PROMPT
Would you quote every entry exactly, dropping only the pictures?

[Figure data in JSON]
= = = = =

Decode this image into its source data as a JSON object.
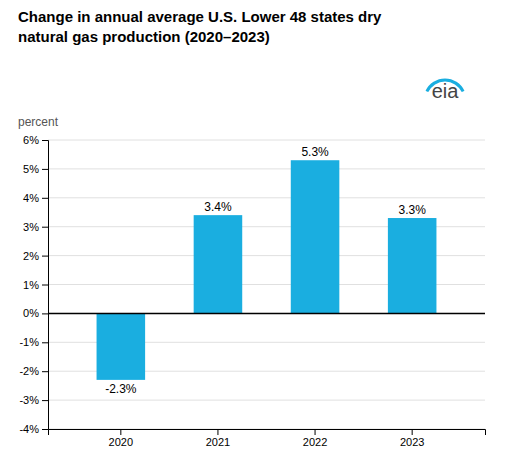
{
  "chart_data": {
    "type": "bar",
    "title": "Change in annual average U.S. Lower 48 states dry\nnatural gas production (2020–2023)",
    "ylabel": "percent",
    "annotations": [
      "eia"
    ],
    "categories": [
      "2020",
      "2021",
      "2022",
      "2023"
    ],
    "values": [
      -2.3,
      3.4,
      5.3,
      3.3
    ],
    "value_labels": [
      "-2.3%",
      "3.4%",
      "5.3%",
      "3.3%"
    ],
    "color": "#1aaee0",
    "ylim": [
      -4,
      6
    ],
    "yticks": [
      {
        "value": -4,
        "label": "-4%"
      },
      {
        "value": -3,
        "label": "-3%"
      },
      {
        "value": -2,
        "label": "-2%"
      },
      {
        "value": -1,
        "label": "-1%"
      },
      {
        "value": 0,
        "label": "0%"
      },
      {
        "value": 1,
        "label": "1%"
      },
      {
        "value": 2,
        "label": "2%"
      },
      {
        "value": 3,
        "label": "3%"
      },
      {
        "value": 4,
        "label": "4%"
      },
      {
        "value": 5,
        "label": "5%"
      },
      {
        "value": 6,
        "label": "6%"
      }
    ],
    "grid": true,
    "data_labels": true
  }
}
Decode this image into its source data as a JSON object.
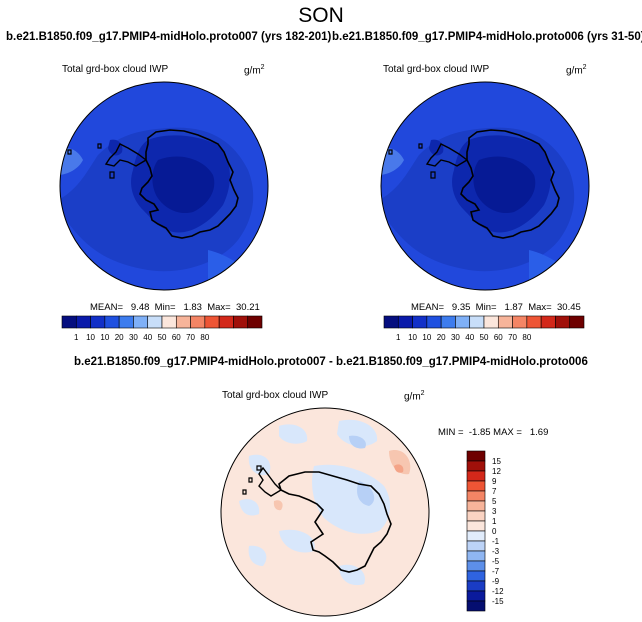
{
  "figure": {
    "season": "SON",
    "panels": [
      {
        "title": "b.e21.B1850.f09_g17.PMIP4-midHolo.proto007 (yrs 182-201)",
        "variable": "Total grd-box cloud IWP",
        "units": "g/m",
        "units_exp": "2",
        "stats": "MEAN=   9.48  Min=   1.83  Max=  30.21"
      },
      {
        "title": "b.e21.B1850.f09_g17.PMIP4-midHolo.proto006 (yrs 31-50)",
        "variable": "Total grd-box cloud IWP",
        "units": "g/m",
        "units_exp": "2",
        "stats": "MEAN=   9.35  Min=   1.87  Max=  30.45"
      },
      {
        "title": "b.e21.B1850.f09_g17.PMIP4-midHolo.proto007 - b.e21.B1850.f09_g17.PMIP4-midHolo.proto006",
        "variable": "Total grd-box cloud IWP",
        "units": "g/m",
        "units_exp": "2",
        "stats": "MIN =  -1.85 MAX =   1.69"
      }
    ],
    "colorbar_main": {
      "labels": [
        "1",
        "10",
        "10",
        "20",
        "30",
        "40",
        "50",
        "60",
        "70",
        "80"
      ],
      "colors": [
        "#050e7f",
        "#0a1aaa",
        "#1230c8",
        "#1f50e0",
        "#3d7cee",
        "#7fb0f7",
        "#c8def9",
        "#fbe6dc",
        "#f7b49a",
        "#f48565",
        "#ee5535",
        "#d3281a",
        "#a0100a",
        "#6e0000"
      ]
    },
    "colorbar_diff": {
      "labels": [
        "15",
        "12",
        "9",
        "7",
        "5",
        "3",
        "1",
        "0",
        "-1",
        "-3",
        "-5",
        "-7",
        "-9",
        "-12",
        "-15"
      ],
      "colors": [
        "#6e0000",
        "#a0100a",
        "#d3281a",
        "#ee5535",
        "#f48565",
        "#f7b49a",
        "#fad3c2",
        "#fbe6dc",
        "#e1ecfb",
        "#bcd3f7",
        "#8fb6f2",
        "#5d8fe9",
        "#2f63e0",
        "#1a3cc4",
        "#0a1a9c",
        "#050e70"
      ]
    },
    "map_colors": {
      "ocean_bg": "#2148dc",
      "ocean_far": "#2a5ee8",
      "mid_band": "#1b3ec7",
      "interior": "#0d27ad",
      "core": "#061a95",
      "light_patch": "#5b8ff0",
      "pale_patch": "#8fb8f4",
      "diff_bg": "#fbe6dc",
      "diff_blue": "#d8e7fb",
      "diff_blue2": "#b7d0f6",
      "diff_pink": "#f7c6b0"
    }
  }
}
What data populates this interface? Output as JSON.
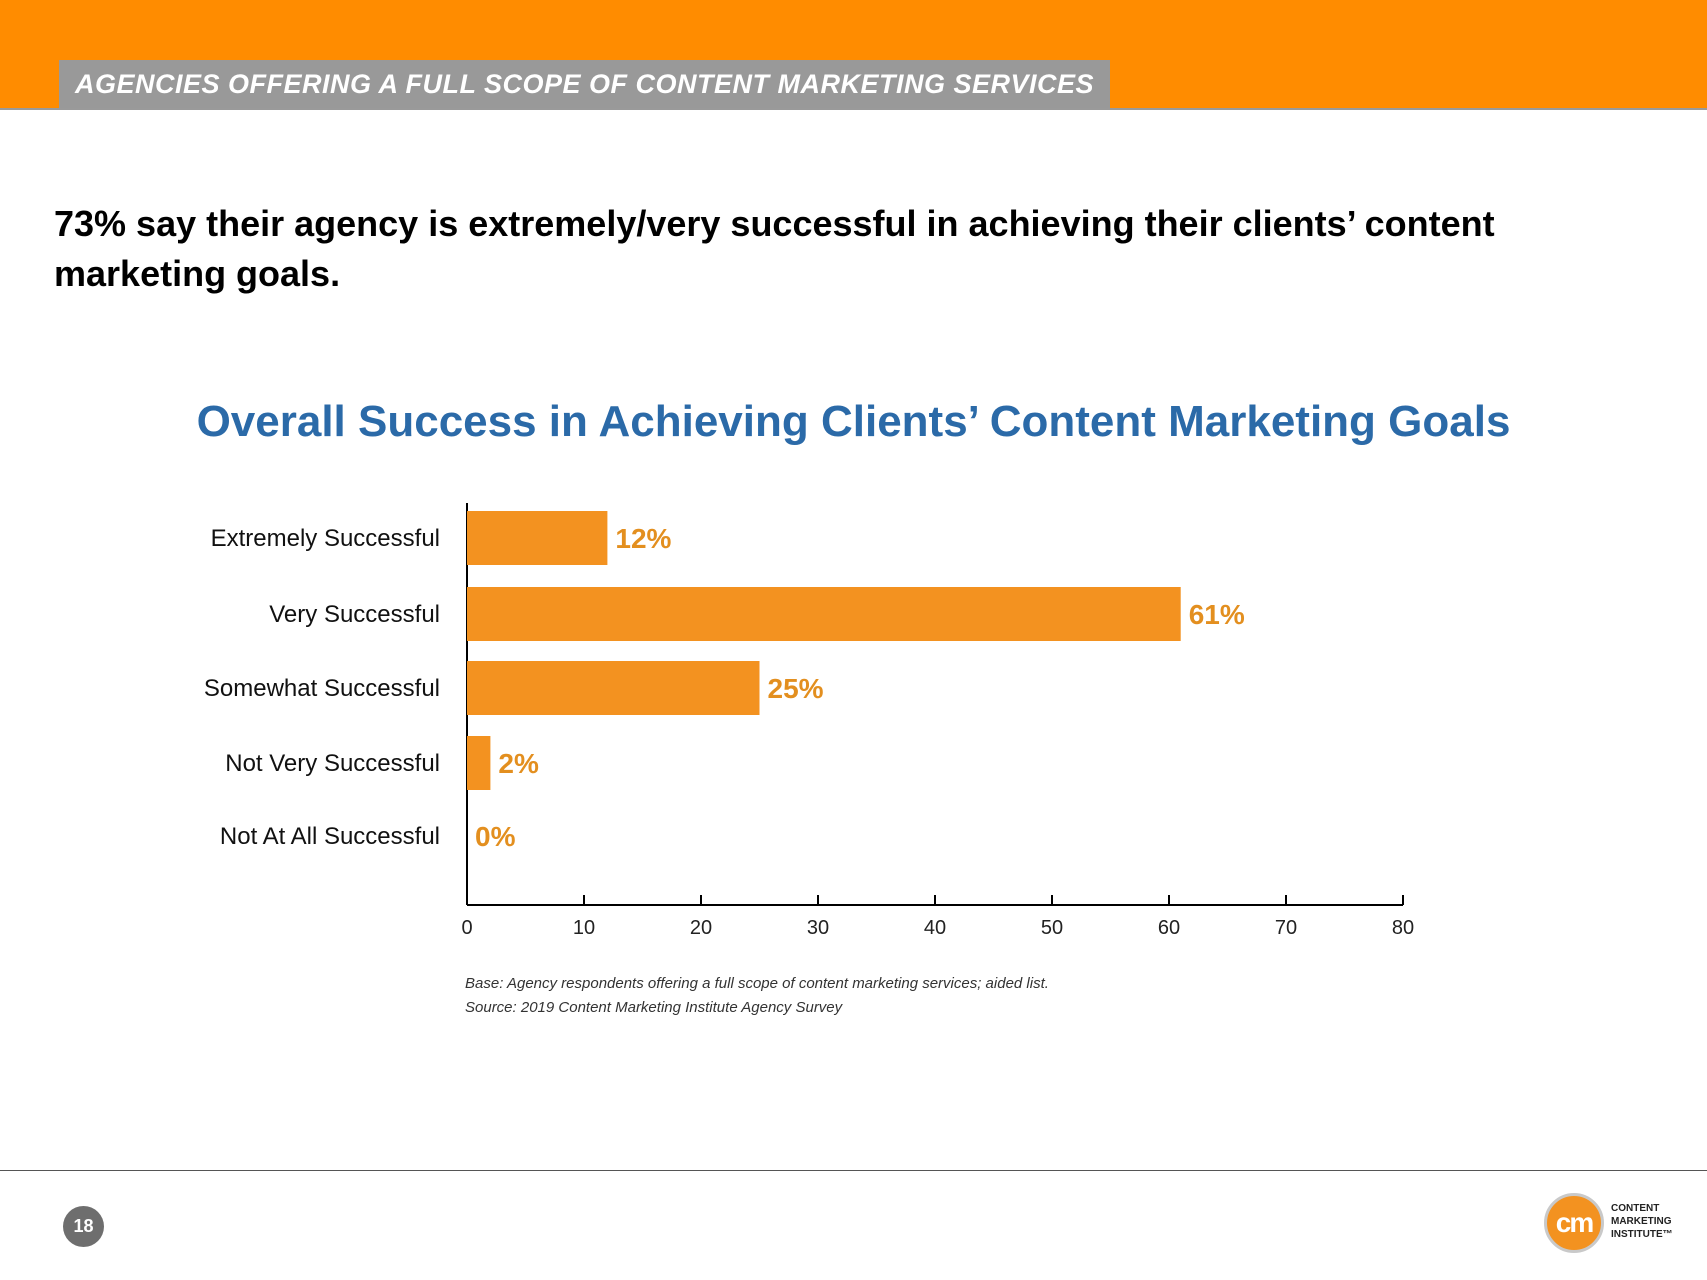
{
  "header": {
    "section_title": "AGENCIES OFFERING A FULL SCOPE OF CONTENT MARKETING SERVICES"
  },
  "headline": "73% say their agency is extremely/very successful in achieving their clients’ content marketing goals.",
  "chart_data": {
    "type": "bar",
    "orientation": "horizontal",
    "title": "Overall Success in Achieving Clients’ Content Marketing Goals",
    "categories": [
      "Extremely Successful",
      "Very Successful",
      "Somewhat Successful",
      "Not Very Successful",
      "Not At All Successful"
    ],
    "values": [
      12,
      61,
      25,
      2,
      0
    ],
    "value_labels": [
      "12%",
      "61%",
      "25%",
      "2%",
      "0%"
    ],
    "xlim": [
      0,
      80
    ],
    "x_ticks": [
      0,
      10,
      20,
      30,
      40,
      50,
      60,
      70,
      80
    ],
    "grid": false,
    "legend": "none",
    "bar_color": "#f39220",
    "label_color": "#e38f1f"
  },
  "notes": {
    "base": "Base: Agency respondents offering a full scope of content marketing services; aided list.",
    "source": "Source: 2019 Content Marketing Institute Agency Survey"
  },
  "footer": {
    "page_number": "18",
    "logo_mark": "cm",
    "logo_lines": [
      "CONTENT",
      "MARKETING",
      "INSTITUTE™"
    ]
  },
  "colors": {
    "header_bar": "#ff8c00",
    "section_tab": "#999999",
    "chart_title": "#2b6aa8"
  }
}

= = = = =

REPLY
Decode this image into its source data as a JSON object.
{
  "chart_data": {
    "type": "bar",
    "title": "Change in annual average U.S. Lower 48 states dry\nnatural gas production (2020–2023)",
    "ylabel": "percent",
    "annotations": [
      "eia"
    ],
    "categories": [
      "2020",
      "2021",
      "2022",
      "2023"
    ],
    "values": [
      -2.3,
      3.4,
      5.3,
      3.3
    ],
    "value_labels": [
      "-2.3%",
      "3.4%",
      "5.3%",
      "3.3%"
    ],
    "color": "#1aaee0",
    "ylim": [
      -4,
      6
    ],
    "yticks": [
      {
        "value": -4,
        "label": "-4%"
      },
      {
        "value": -3,
        "label": "-3%"
      },
      {
        "value": -2,
        "label": "-2%"
      },
      {
        "value": -1,
        "label": "-1%"
      },
      {
        "value": 0,
        "label": "0%"
      },
      {
        "value": 1,
        "label": "1%"
      },
      {
        "value": 2,
        "label": "2%"
      },
      {
        "value": 3,
        "label": "3%"
      },
      {
        "value": 4,
        "label": "4%"
      },
      {
        "value": 5,
        "label": "5%"
      },
      {
        "value": 6,
        "label": "6%"
      }
    ],
    "grid": true,
    "data_labels": true
  }
}
Decode this image into its source data as a JSON object.
{
  "figure": {
    "season": "SON",
    "panels": [
      {
        "title": "b.e21.B1850.f09_g17.PMIP4-midHolo.proto007 (yrs 182-201)",
        "variable": "Total grd-box cloud IWP",
        "units": "g/m",
        "units_exp": "2",
        "stats": "MEAN=   9.48  Min=   1.83  Max=  30.21"
      },
      {
        "title": "b.e21.B1850.f09_g17.PMIP4-midHolo.proto006 (yrs 31-50)",
        "variable": "Total grd-box cloud IWP",
        "units": "g/m",
        "units_exp": "2",
        "stats": "MEAN=   9.35  Min=   1.87  Max=  30.45"
      },
      {
        "title": "b.e21.B1850.f09_g17.PMIP4-midHolo.proto007 - b.e21.B1850.f09_g17.PMIP4-midHolo.proto006",
        "variable": "Total grd-box cloud IWP",
        "units": "g/m",
        "units_exp": "2",
        "stats": "MIN =  -1.85 MAX =   1.69"
      }
    ],
    "colorbar_main": {
      "labels": [
        "1",
        "10",
        "10",
        "20",
        "30",
        "40",
        "50",
        "60",
        "70",
        "80"
      ],
      "colors": [
        "#050e7f",
        "#0a1aaa",
        "#1230c8",
        "#1f50e0",
        "#3d7cee",
        "#7fb0f7",
        "#c8def9",
        "#fbe6dc",
        "#f7b49a",
        "#f48565",
        "#ee5535",
        "#d3281a",
        "#a0100a",
        "#6e0000"
      ]
    },
    "colorbar_diff": {
      "labels": [
        "15",
        "12",
        "9",
        "7",
        "5",
        "3",
        "1",
        "0",
        "-1",
        "-3",
        "-5",
        "-7",
        "-9",
        "-12",
        "-15"
      ],
      "colors": [
        "#6e0000",
        "#a0100a",
        "#d3281a",
        "#ee5535",
        "#f48565",
        "#f7b49a",
        "#fad3c2",
        "#fbe6dc",
        "#e1ecfb",
        "#bcd3f7",
        "#8fb6f2",
        "#5d8fe9",
        "#2f63e0",
        "#1a3cc4",
        "#0a1a9c",
        "#050e70"
      ]
    },
    "map_colors": {
      "ocean_bg": "#2148dc",
      "ocean_far": "#2a5ee8",
      "mid_band": "#1b3ec7",
      "interior": "#0d27ad",
      "core": "#061a95",
      "light_patch": "#5b8ff0",
      "pale_patch": "#8fb8f4",
      "diff_bg": "#fbe6dc",
      "diff_blue": "#d8e7fb",
      "diff_blue2": "#b7d0f6",
      "diff_pink": "#f7c6b0"
    }
  }
}
What data populates this interface? Output as JSON.
{
  "header": {
    "section_title": "AGENCIES OFFERING A FULL SCOPE OF CONTENT MARKETING SERVICES"
  },
  "headline": "73% say their agency is extremely/very successful in achieving their clients’ content marketing goals.",
  "chart_data": {
    "type": "bar",
    "orientation": "horizontal",
    "title": "Overall Success in Achieving Clients’ Content Marketing Goals",
    "categories": [
      "Extremely Successful",
      "Very Successful",
      "Somewhat Successful",
      "Not Very Successful",
      "Not At All Successful"
    ],
    "values": [
      12,
      61,
      25,
      2,
      0
    ],
    "value_labels": [
      "12%",
      "61%",
      "25%",
      "2%",
      "0%"
    ],
    "xlim": [
      0,
      80
    ],
    "x_ticks": [
      0,
      10,
      20,
      30,
      40,
      50,
      60,
      70,
      80
    ],
    "grid": false,
    "legend": "none",
    "bar_color": "#f39220",
    "label_color": "#e38f1f"
  },
  "notes": {
    "base": "Base: Agency respondents offering a full scope of content marketing services; aided list.",
    "source": "Source: 2019 Content Marketing Institute Agency Survey"
  },
  "footer": {
    "page_number": "18",
    "logo_mark": "cm",
    "logo_lines": [
      "CONTENT",
      "MARKETING",
      "INSTITUTE™"
    ]
  },
  "colors": {
    "header_bar": "#ff8c00",
    "section_tab": "#999999",
    "chart_title": "#2b6aa8"
  }
}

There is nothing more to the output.